Element and coordinate records
· · · · · · ·

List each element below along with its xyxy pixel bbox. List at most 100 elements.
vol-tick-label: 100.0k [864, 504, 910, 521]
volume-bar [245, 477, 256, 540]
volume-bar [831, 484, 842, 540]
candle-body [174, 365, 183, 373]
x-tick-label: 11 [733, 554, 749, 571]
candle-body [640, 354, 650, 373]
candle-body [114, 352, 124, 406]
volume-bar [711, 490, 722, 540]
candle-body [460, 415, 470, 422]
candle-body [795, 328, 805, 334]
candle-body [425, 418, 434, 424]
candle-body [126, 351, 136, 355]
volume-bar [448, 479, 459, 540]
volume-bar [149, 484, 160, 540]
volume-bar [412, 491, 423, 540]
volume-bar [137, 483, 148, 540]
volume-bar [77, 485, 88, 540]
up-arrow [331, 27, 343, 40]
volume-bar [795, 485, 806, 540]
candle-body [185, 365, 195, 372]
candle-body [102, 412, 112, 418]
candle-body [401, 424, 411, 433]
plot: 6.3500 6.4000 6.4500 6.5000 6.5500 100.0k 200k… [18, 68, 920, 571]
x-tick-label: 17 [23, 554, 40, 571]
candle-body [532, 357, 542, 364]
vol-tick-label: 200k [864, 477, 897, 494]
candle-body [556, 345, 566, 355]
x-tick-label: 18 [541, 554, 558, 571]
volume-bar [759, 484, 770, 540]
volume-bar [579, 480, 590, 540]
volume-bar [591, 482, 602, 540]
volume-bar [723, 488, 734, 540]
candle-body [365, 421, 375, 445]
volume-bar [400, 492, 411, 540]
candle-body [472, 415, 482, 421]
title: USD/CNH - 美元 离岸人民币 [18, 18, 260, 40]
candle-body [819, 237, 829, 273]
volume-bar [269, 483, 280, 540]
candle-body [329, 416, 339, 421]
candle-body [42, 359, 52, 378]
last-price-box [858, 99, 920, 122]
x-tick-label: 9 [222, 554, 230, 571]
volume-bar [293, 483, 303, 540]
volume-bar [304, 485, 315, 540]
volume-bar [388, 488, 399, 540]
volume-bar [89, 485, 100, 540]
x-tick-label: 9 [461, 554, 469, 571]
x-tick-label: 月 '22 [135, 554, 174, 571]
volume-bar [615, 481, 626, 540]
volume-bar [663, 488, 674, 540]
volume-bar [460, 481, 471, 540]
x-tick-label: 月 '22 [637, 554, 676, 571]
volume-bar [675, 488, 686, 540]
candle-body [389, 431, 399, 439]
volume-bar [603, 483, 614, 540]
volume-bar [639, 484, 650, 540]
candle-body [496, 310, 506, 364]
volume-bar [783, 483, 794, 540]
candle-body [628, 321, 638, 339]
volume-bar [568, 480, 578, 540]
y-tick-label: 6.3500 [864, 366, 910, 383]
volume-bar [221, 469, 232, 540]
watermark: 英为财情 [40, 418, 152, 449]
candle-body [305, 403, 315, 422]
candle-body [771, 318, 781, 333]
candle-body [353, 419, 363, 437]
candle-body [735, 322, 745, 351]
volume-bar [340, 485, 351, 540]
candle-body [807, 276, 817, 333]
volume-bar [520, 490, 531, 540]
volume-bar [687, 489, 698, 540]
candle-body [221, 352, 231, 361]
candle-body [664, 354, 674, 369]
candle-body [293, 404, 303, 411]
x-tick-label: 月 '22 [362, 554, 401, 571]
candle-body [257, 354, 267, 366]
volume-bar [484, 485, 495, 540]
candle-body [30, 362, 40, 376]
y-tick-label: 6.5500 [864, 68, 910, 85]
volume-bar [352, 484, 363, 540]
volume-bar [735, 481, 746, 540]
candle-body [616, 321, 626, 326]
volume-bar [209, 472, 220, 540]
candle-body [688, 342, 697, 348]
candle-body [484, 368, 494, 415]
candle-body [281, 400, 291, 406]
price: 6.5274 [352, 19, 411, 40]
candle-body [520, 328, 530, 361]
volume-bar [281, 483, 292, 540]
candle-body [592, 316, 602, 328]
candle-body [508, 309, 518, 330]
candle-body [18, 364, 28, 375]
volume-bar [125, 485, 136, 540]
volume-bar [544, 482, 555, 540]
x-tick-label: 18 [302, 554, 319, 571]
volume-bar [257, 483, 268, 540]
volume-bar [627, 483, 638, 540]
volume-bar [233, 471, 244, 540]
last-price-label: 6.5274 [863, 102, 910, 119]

· · · · · · ·

_Stated task_: Can you convert all the entries above into a Markdown table with the columns Row and Line, giving each non-blank line its own row number?

_Result for this exercise_:
| Row | Line |
|---|---|
| 1 | List each element below along with its xyxy pixel bbox. List at most 100 elements. |
| 2 | vol-tick-label: 100.0k [864, 504, 910, 521] |
| 3 | volume-bar [245, 477, 256, 540] |
| 4 | volume-bar [831, 484, 842, 540] |
| 5 | candle-body [174, 365, 183, 373] |
| 6 | x-tick-label: 11 [733, 554, 749, 571] |
| 7 | candle-body [640, 354, 650, 373] |
| 8 | candle-body [114, 352, 124, 406] |
| 9 | volume-bar [711, 490, 722, 540] |
| 10 | candle-body [460, 415, 470, 422] |
| 11 | candle-body [795, 328, 805, 334] |
| 12 | candle-body [425, 418, 434, 424] |
| 13 | candle-body [126, 351, 136, 355] |
| 14 | volume-bar [448, 479, 459, 540] |
| 15 | volume-bar [149, 484, 160, 540] |
| 16 | volume-bar [412, 491, 423, 540] |
| 17 | volume-bar [137, 483, 148, 540] |
| 18 | volume-bar [77, 485, 88, 540] |
| 19 | up-arrow [331, 27, 343, 40] |
| 20 | volume-bar [795, 485, 806, 540] |
| 21 | candle-body [185, 365, 195, 372] |
| 22 | candle-body [102, 412, 112, 418] |
| 23 | candle-body [401, 424, 411, 433] |
| 24 | plot: 6.3500 6.4000 6.4500 6.5000 6.5500 100.0k 200k… [18, 68, 920, 571] |
| 25 | x-tick-label: 17 [23, 554, 40, 571] |
| 26 | candle-body [532, 357, 542, 364] |
| 27 | vol-tick-label: 200k [864, 477, 897, 494] |
| 28 | candle-body [556, 345, 566, 355] |
| 29 | x-tick-label: 18 [541, 554, 558, 571] |
| 30 | volume-bar [759, 484, 770, 540] |
| 31 | volume-bar [579, 480, 590, 540] |
| 32 | volume-bar [591, 482, 602, 540] |
| 33 | volume-bar [723, 488, 734, 540] |
| 34 | candle-body [365, 421, 375, 445] |
| 35 | volume-bar [400, 492, 411, 540] |
| 36 | candle-body [472, 415, 482, 421] |
| 37 | title: USD/CNH - 美元 离岸人民币 [18, 18, 260, 40] |
| 38 | candle-body [819, 237, 829, 273] |
| 39 | volume-bar [269, 483, 280, 540] |
| 40 | candle-body [329, 416, 339, 421] |
| 41 | candle-body [42, 359, 52, 378] |
| 42 | last-price-box [858, 99, 920, 122] |
| 43 | x-tick-label: 9 [222, 554, 230, 571] |
| 44 | volume-bar [293, 483, 303, 540] |
| 45 | volume-bar [304, 485, 315, 540] |
| 46 | volume-bar [388, 488, 399, 540] |
| 47 | volume-bar [89, 485, 100, 540] |
| 48 | x-tick-label: 9 [461, 554, 469, 571] |
| 49 | x-tick-label: 月 '22 [135, 554, 174, 571] |
| 50 | volume-bar [615, 481, 626, 540] |
| 51 | volume-bar [663, 488, 674, 540] |
| 52 | volume-bar [460, 481, 471, 540] |
| 53 | x-tick-label: 月 '22 [637, 554, 676, 571] |
| 54 | volume-bar [675, 488, 686, 540] |
| 55 | candle-body [389, 431, 399, 439] |
| 56 | volume-bar [603, 483, 614, 540] |
| 57 | volume-bar [639, 484, 650, 540] |
| 58 | candle-body [496, 310, 506, 364] |
| 59 | volume-bar [783, 483, 794, 540] |
| 60 | candle-body [628, 321, 638, 339] |
| 61 | volume-bar [568, 480, 578, 540] |
| 62 | y-tick-label: 6.3500 [864, 366, 910, 383] |
| 63 | volume-bar [221, 469, 232, 540] |
| 64 | watermark: 英为财情 [40, 418, 152, 449] |
| 65 | candle-body [305, 403, 315, 422] |
| 66 | candle-body [771, 318, 781, 333] |
| 67 | candle-body [353, 419, 363, 437] |
| 68 | candle-body [735, 322, 745, 351] |
| 69 | volume-bar [340, 485, 351, 540] |
| 70 | candle-body [807, 276, 817, 333] |
| 71 | volume-bar [520, 490, 531, 540] |
| 72 | volume-bar [687, 489, 698, 540] |
| 73 | candle-body [221, 352, 231, 361] |
| 74 | candle-body [664, 354, 674, 369] |
| 75 | candle-body [293, 404, 303, 411] |
| 76 | x-tick-label: 月 '22 [362, 554, 401, 571] |
| 77 | candle-body [257, 354, 267, 366] |
| 78 | volume-bar [484, 485, 495, 540] |
| 79 | candle-body [30, 362, 40, 376] |
| 80 | y-tick-label: 6.5500 [864, 68, 910, 85] |
| 81 | volume-bar [352, 484, 363, 540] |
| 82 | volume-bar [735, 481, 746, 540] |
| 83 | candle-body [616, 321, 626, 326] |
| 84 | volume-bar [209, 472, 220, 540] |
| 85 | candle-body [688, 342, 697, 348] |
| 86 | candle-body [484, 368, 494, 415] |
| 87 | candle-body [281, 400, 291, 406] |
| 88 | price: 6.5274 [352, 19, 411, 40] |
| 89 | candle-body [520, 328, 530, 361] |
| 90 | volume-bar [281, 483, 292, 540] |
| 91 | candle-body [592, 316, 602, 328] |
| 92 | candle-body [508, 309, 518, 330] |
| 93 | candle-body [18, 364, 28, 375] |
| 94 | volume-bar [125, 485, 136, 540] |
| 95 | volume-bar [544, 482, 555, 540] |
| 96 | x-tick-label: 18 [302, 554, 319, 571] |
| 97 | volume-bar [257, 483, 268, 540] |
| 98 | volume-bar [627, 483, 638, 540] |
| 99 | volume-bar [233, 471, 244, 540] |
| 100 | last-price-label: 6.5274 [863, 102, 910, 119] |